[Figure record extracts]
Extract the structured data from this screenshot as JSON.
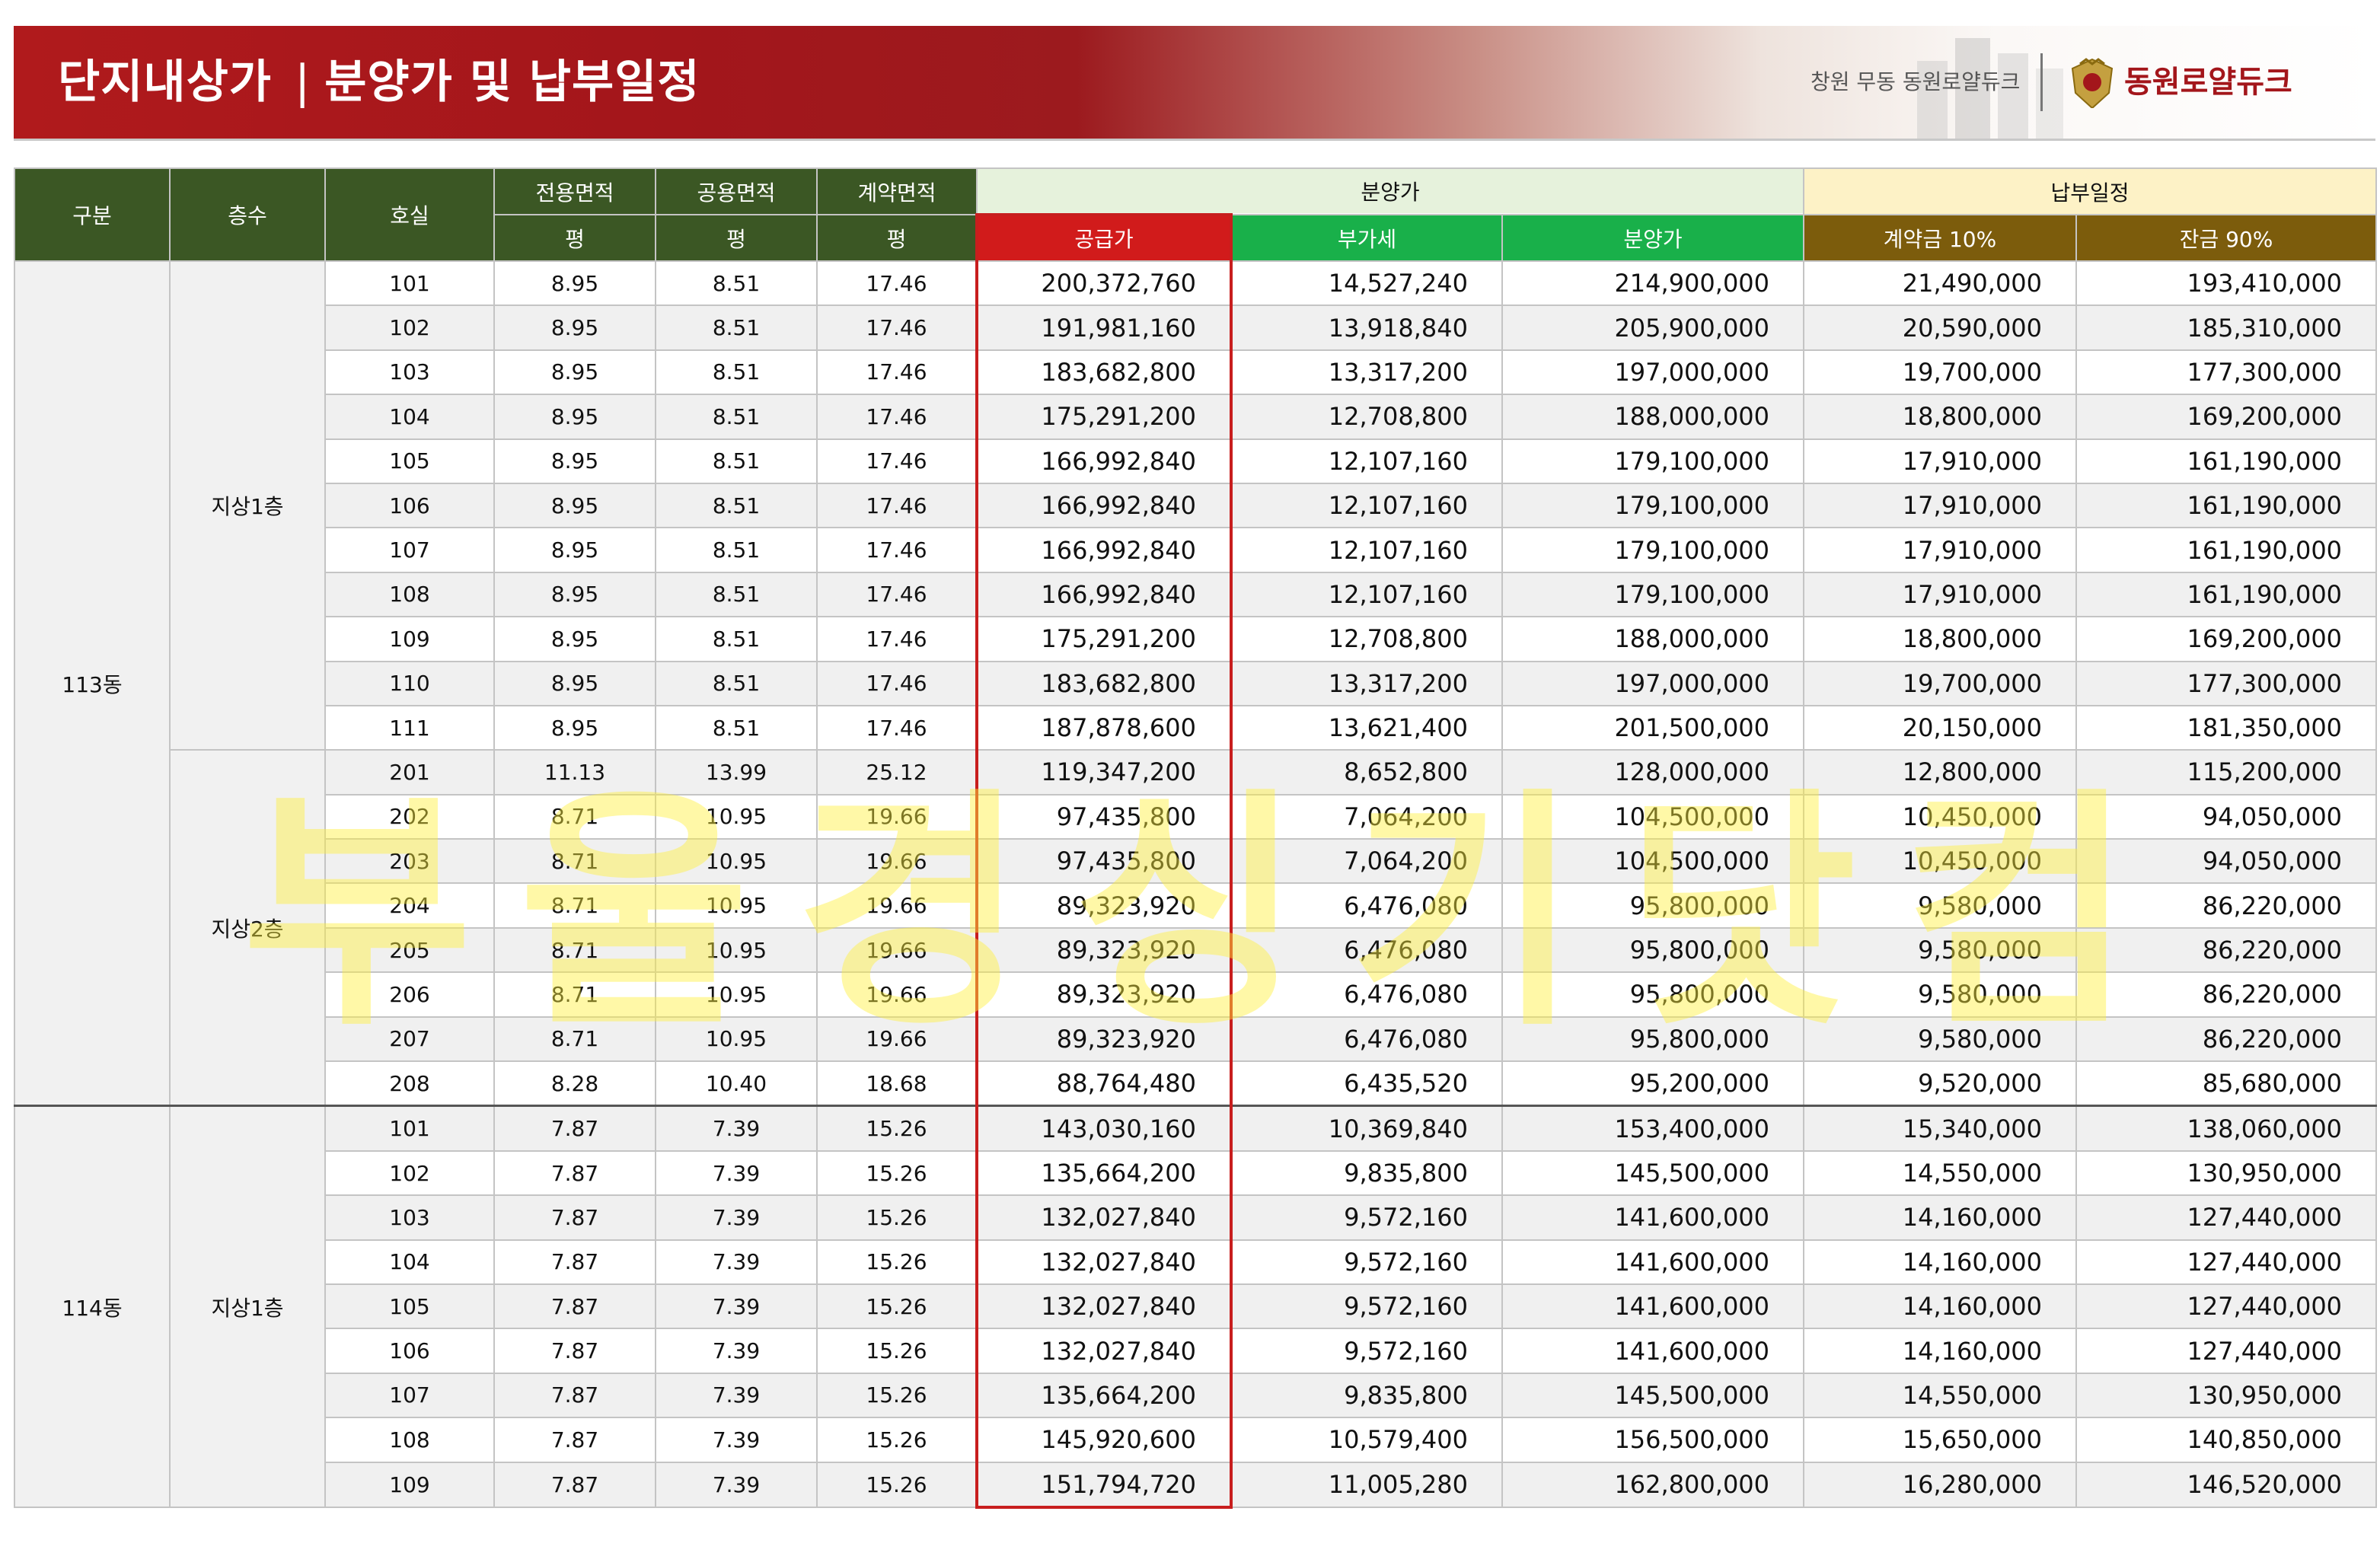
{
  "header": {
    "title": "단지내상가",
    "subtitle": "분양가 및 납부일정",
    "separator": "|",
    "site_name": "창원 무동 동원로얄듀크",
    "brand": "동원로얄듀크",
    "brand_color": "#a3161b"
  },
  "table": {
    "headers": {
      "group": "구분",
      "floor": "층수",
      "unit": "호실",
      "exclusive_area": "전용면적",
      "common_area": "공용면적",
      "contract_area": "계약면적",
      "pyeong": "평",
      "sale_price_group": "분양가",
      "supply_price": "공급가",
      "vat": "부가세",
      "sale_price": "분양가",
      "payment_group": "납부일정",
      "deposit": "계약금 10%",
      "balance": "잔금 90%"
    },
    "groups": [
      {
        "name": "113동",
        "floors": [
          {
            "name": "지상1층",
            "rows": [
              [
                "101",
                "8.95",
                "8.51",
                "17.46",
                "200,372,760",
                "14,527,240",
                "214,900,000",
                "21,490,000",
                "193,410,000"
              ],
              [
                "102",
                "8.95",
                "8.51",
                "17.46",
                "191,981,160",
                "13,918,840",
                "205,900,000",
                "20,590,000",
                "185,310,000"
              ],
              [
                "103",
                "8.95",
                "8.51",
                "17.46",
                "183,682,800",
                "13,317,200",
                "197,000,000",
                "19,700,000",
                "177,300,000"
              ],
              [
                "104",
                "8.95",
                "8.51",
                "17.46",
                "175,291,200",
                "12,708,800",
                "188,000,000",
                "18,800,000",
                "169,200,000"
              ],
              [
                "105",
                "8.95",
                "8.51",
                "17.46",
                "166,992,840",
                "12,107,160",
                "179,100,000",
                "17,910,000",
                "161,190,000"
              ],
              [
                "106",
                "8.95",
                "8.51",
                "17.46",
                "166,992,840",
                "12,107,160",
                "179,100,000",
                "17,910,000",
                "161,190,000"
              ],
              [
                "107",
                "8.95",
                "8.51",
                "17.46",
                "166,992,840",
                "12,107,160",
                "179,100,000",
                "17,910,000",
                "161,190,000"
              ],
              [
                "108",
                "8.95",
                "8.51",
                "17.46",
                "166,992,840",
                "12,107,160",
                "179,100,000",
                "17,910,000",
                "161,190,000"
              ],
              [
                "109",
                "8.95",
                "8.51",
                "17.46",
                "175,291,200",
                "12,708,800",
                "188,000,000",
                "18,800,000",
                "169,200,000"
              ],
              [
                "110",
                "8.95",
                "8.51",
                "17.46",
                "183,682,800",
                "13,317,200",
                "197,000,000",
                "19,700,000",
                "177,300,000"
              ],
              [
                "111",
                "8.95",
                "8.51",
                "17.46",
                "187,878,600",
                "13,621,400",
                "201,500,000",
                "20,150,000",
                "181,350,000"
              ]
            ]
          },
          {
            "name": "지상2층",
            "rows": [
              [
                "201",
                "11.13",
                "13.99",
                "25.12",
                "119,347,200",
                "8,652,800",
                "128,000,000",
                "12,800,000",
                "115,200,000"
              ],
              [
                "202",
                "8.71",
                "10.95",
                "19.66",
                "97,435,800",
                "7,064,200",
                "104,500,000",
                "10,450,000",
                "94,050,000"
              ],
              [
                "203",
                "8.71",
                "10.95",
                "19.66",
                "97,435,800",
                "7,064,200",
                "104,500,000",
                "10,450,000",
                "94,050,000"
              ],
              [
                "204",
                "8.71",
                "10.95",
                "19.66",
                "89,323,920",
                "6,476,080",
                "95,800,000",
                "9,580,000",
                "86,220,000"
              ],
              [
                "205",
                "8.71",
                "10.95",
                "19.66",
                "89,323,920",
                "6,476,080",
                "95,800,000",
                "9,580,000",
                "86,220,000"
              ],
              [
                "206",
                "8.71",
                "10.95",
                "19.66",
                "89,323,920",
                "6,476,080",
                "95,800,000",
                "9,580,000",
                "86,220,000"
              ],
              [
                "207",
                "8.71",
                "10.95",
                "19.66",
                "89,323,920",
                "6,476,080",
                "95,800,000",
                "9,580,000",
                "86,220,000"
              ],
              [
                "208",
                "8.28",
                "10.40",
                "18.68",
                "88,764,480",
                "6,435,520",
                "95,200,000",
                "9,520,000",
                "85,680,000"
              ]
            ]
          }
        ]
      },
      {
        "name": "114동",
        "floors": [
          {
            "name": "지상1층",
            "rows": [
              [
                "101",
                "7.87",
                "7.39",
                "15.26",
                "143,030,160",
                "10,369,840",
                "153,400,000",
                "15,340,000",
                "138,060,000"
              ],
              [
                "102",
                "7.87",
                "7.39",
                "15.26",
                "135,664,200",
                "9,835,800",
                "145,500,000",
                "14,550,000",
                "130,950,000"
              ],
              [
                "103",
                "7.87",
                "7.39",
                "15.26",
                "132,027,840",
                "9,572,160",
                "141,600,000",
                "14,160,000",
                "127,440,000"
              ],
              [
                "104",
                "7.87",
                "7.39",
                "15.26",
                "132,027,840",
                "9,572,160",
                "141,600,000",
                "14,160,000",
                "127,440,000"
              ],
              [
                "105",
                "7.87",
                "7.39",
                "15.26",
                "132,027,840",
                "9,572,160",
                "141,600,000",
                "14,160,000",
                "127,440,000"
              ],
              [
                "106",
                "7.87",
                "7.39",
                "15.26",
                "132,027,840",
                "9,572,160",
                "141,600,000",
                "14,160,000",
                "127,440,000"
              ],
              [
                "107",
                "7.87",
                "7.39",
                "15.26",
                "135,664,200",
                "9,835,800",
                "145,500,000",
                "14,550,000",
                "130,950,000"
              ],
              [
                "108",
                "7.87",
                "7.39",
                "15.26",
                "145,920,600",
                "10,579,400",
                "156,500,000",
                "15,650,000",
                "140,850,000"
              ],
              [
                "109",
                "7.87",
                "7.39",
                "15.26",
                "151,794,720",
                "11,005,280",
                "162,800,000",
                "16,280,000",
                "146,520,000"
              ]
            ]
          }
        ]
      }
    ]
  },
  "watermark": "부울경싱기닷컴",
  "colors": {
    "header_green": "#3b5724",
    "supply_red": "#d11b1b",
    "vat_green": "#19b04a",
    "payment_brown": "#7c5c0c"
  }
}
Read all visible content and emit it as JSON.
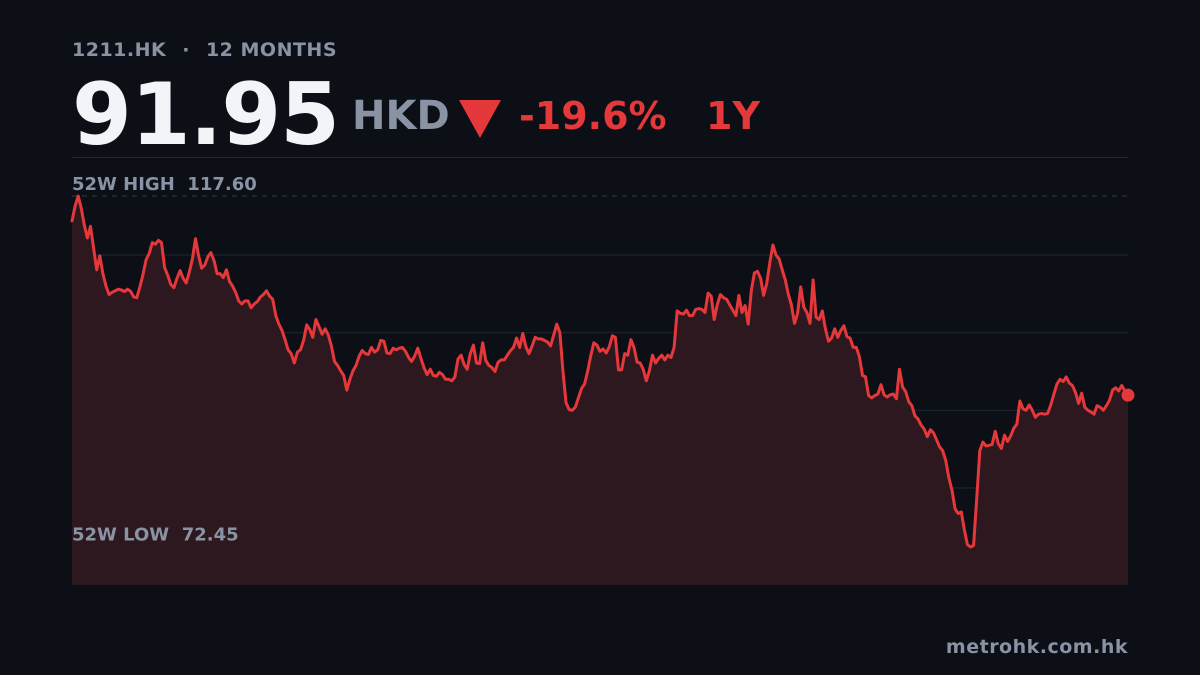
{
  "header": {
    "ticker": "1211.HK",
    "separator": "·",
    "range_label": "12 MONTHS"
  },
  "quote": {
    "price": "91.95",
    "currency": "HKD",
    "direction": "down",
    "change": "-19.6%",
    "period": "1Y"
  },
  "colors": {
    "background": "#0c0f16",
    "line": "#e5383b",
    "fill": "#2c181e",
    "muted_text": "#8a93a3",
    "price_text": "#f2f4f8"
  },
  "chart_data": {
    "type": "area",
    "title": "",
    "xlabel": "",
    "ylabel": "",
    "ylim": [
      67.5,
      122.5
    ],
    "grid": "horizontal",
    "high": {
      "label": "52W HIGH",
      "value": 117.6
    },
    "low": {
      "label": "52W LOW",
      "value": 72.45
    },
    "series": [
      {
        "values": [
          114.4,
          116.3,
          117.6,
          116.0,
          113.8,
          112.2,
          113.7,
          110.9,
          108.1,
          109.9,
          107.6,
          106.0,
          104.9,
          105.2,
          105.4,
          105.6,
          105.5,
          105.3,
          105.6,
          105.3,
          104.6,
          104.5,
          105.9,
          107.5,
          109.4,
          110.2,
          111.6,
          111.4,
          111.9,
          111.6,
          108.4,
          107.4,
          106.2,
          105.8,
          107.0,
          108.0,
          107.0,
          106.4,
          107.8,
          109.5,
          112.1,
          109.9,
          108.3,
          108.7,
          109.8,
          110.3,
          109.3,
          107.6,
          107.6,
          107.1,
          108.1,
          106.6,
          106.0,
          105.2,
          104.1,
          103.7,
          104.1,
          104.1,
          103.2,
          103.7,
          104.0,
          104.6,
          104.9,
          105.4,
          104.7,
          104.3,
          102.2,
          101.1,
          100.3,
          99.1,
          97.8,
          97.3,
          96.1,
          97.5,
          97.8,
          99.0,
          101.0,
          100.4,
          99.4,
          101.7,
          100.8,
          99.8,
          100.5,
          99.7,
          98.3,
          96.3,
          95.8,
          95.1,
          94.5,
          92.6,
          94.0,
          95.1,
          95.8,
          97.0,
          97.7,
          97.3,
          97.2,
          98.1,
          97.5,
          97.8,
          99.0,
          98.9,
          97.4,
          97.3,
          98.0,
          97.8,
          98.0,
          98.1,
          97.6,
          96.8,
          96.3,
          97.0,
          98.0,
          96.7,
          95.5,
          94.6,
          95.3,
          94.5,
          94.4,
          94.9,
          94.6,
          94.0,
          94.0,
          93.8,
          94.3,
          96.6,
          97.1,
          95.9,
          95.3,
          97.3,
          98.4,
          96.1,
          96.0,
          98.7,
          96.4,
          95.8,
          95.5,
          95.0,
          96.2,
          96.5,
          96.5,
          97.1,
          97.7,
          98.1,
          99.3,
          98.1,
          99.9,
          98.2,
          97.3,
          98.3,
          99.4,
          99.2,
          99.2,
          99.0,
          98.8,
          98.3,
          99.7,
          101.1,
          100.0,
          95.1,
          91.0,
          90.1,
          90.0,
          90.4,
          91.6,
          92.8,
          93.4,
          95.0,
          97.0,
          98.7,
          98.4,
          97.6,
          97.9,
          97.4,
          98.2,
          99.6,
          99.4,
          95.2,
          95.2,
          97.3,
          97.1,
          99.1,
          98.1,
          96.2,
          96.1,
          95.3,
          93.8,
          95.1,
          97.1,
          96.1,
          96.7,
          97.1,
          96.5,
          97.1,
          96.8,
          98.1,
          102.8,
          102.5,
          102.4,
          102.9,
          102.2,
          102.2,
          103.0,
          103.1,
          103.0,
          102.6,
          105.1,
          104.7,
          101.7,
          103.6,
          104.9,
          104.5,
          104.3,
          103.6,
          102.9,
          102.2,
          104.8,
          102.6,
          103.5,
          101.1,
          105.4,
          107.7,
          107.9,
          107.0,
          104.8,
          106.3,
          109.0,
          111.3,
          110.0,
          109.5,
          108.1,
          106.8,
          104.9,
          103.6,
          101.2,
          102.5,
          105.9,
          103.3,
          102.6,
          101.2,
          106.8,
          102.0,
          101.7,
          102.8,
          100.5,
          98.9,
          99.3,
          100.5,
          99.4,
          100.3,
          100.9,
          99.5,
          99.3,
          98.1,
          98.1,
          96.9,
          94.5,
          94.3,
          91.9,
          91.6,
          91.9,
          92.1,
          93.3,
          92.0,
          91.7,
          92.0,
          92.1,
          91.5,
          95.3,
          93.0,
          92.4,
          91.1,
          90.6,
          89.3,
          88.9,
          88.1,
          87.6,
          86.6,
          87.5,
          87.1,
          86.2,
          85.3,
          84.8,
          83.5,
          81.3,
          79.7,
          77.3,
          76.7,
          76.9,
          74.6,
          72.7,
          72.4,
          72.6,
          78.6,
          84.8,
          85.9,
          85.4,
          85.5,
          85.6,
          87.3,
          85.7,
          85.1,
          86.8,
          86.0,
          86.7,
          87.7,
          88.2,
          91.2,
          90.2,
          90.0,
          90.7,
          90.0,
          89.1,
          89.5,
          89.6,
          89.5,
          89.6,
          90.7,
          92.1,
          93.4,
          94.0,
          93.7,
          94.3,
          93.5,
          93.2,
          92.3,
          90.9,
          92.2,
          90.4,
          90.0,
          89.8,
          89.5,
          90.6,
          90.4,
          90.0,
          90.6,
          91.3,
          92.6,
          92.9,
          92.5,
          93.2,
          92.5,
          91.95
        ]
      }
    ],
    "last_value": 91.95
  },
  "footer": {
    "source": "metrohk.com.hk"
  }
}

WRITTEN INSTRUCTION:
List every line in the records above that contains the word "납부일정".

OUTPUT FOR THIS EXERCISE:
    "subtitle": "분양가 및 납부일정",
      "payment_group": "납부일정",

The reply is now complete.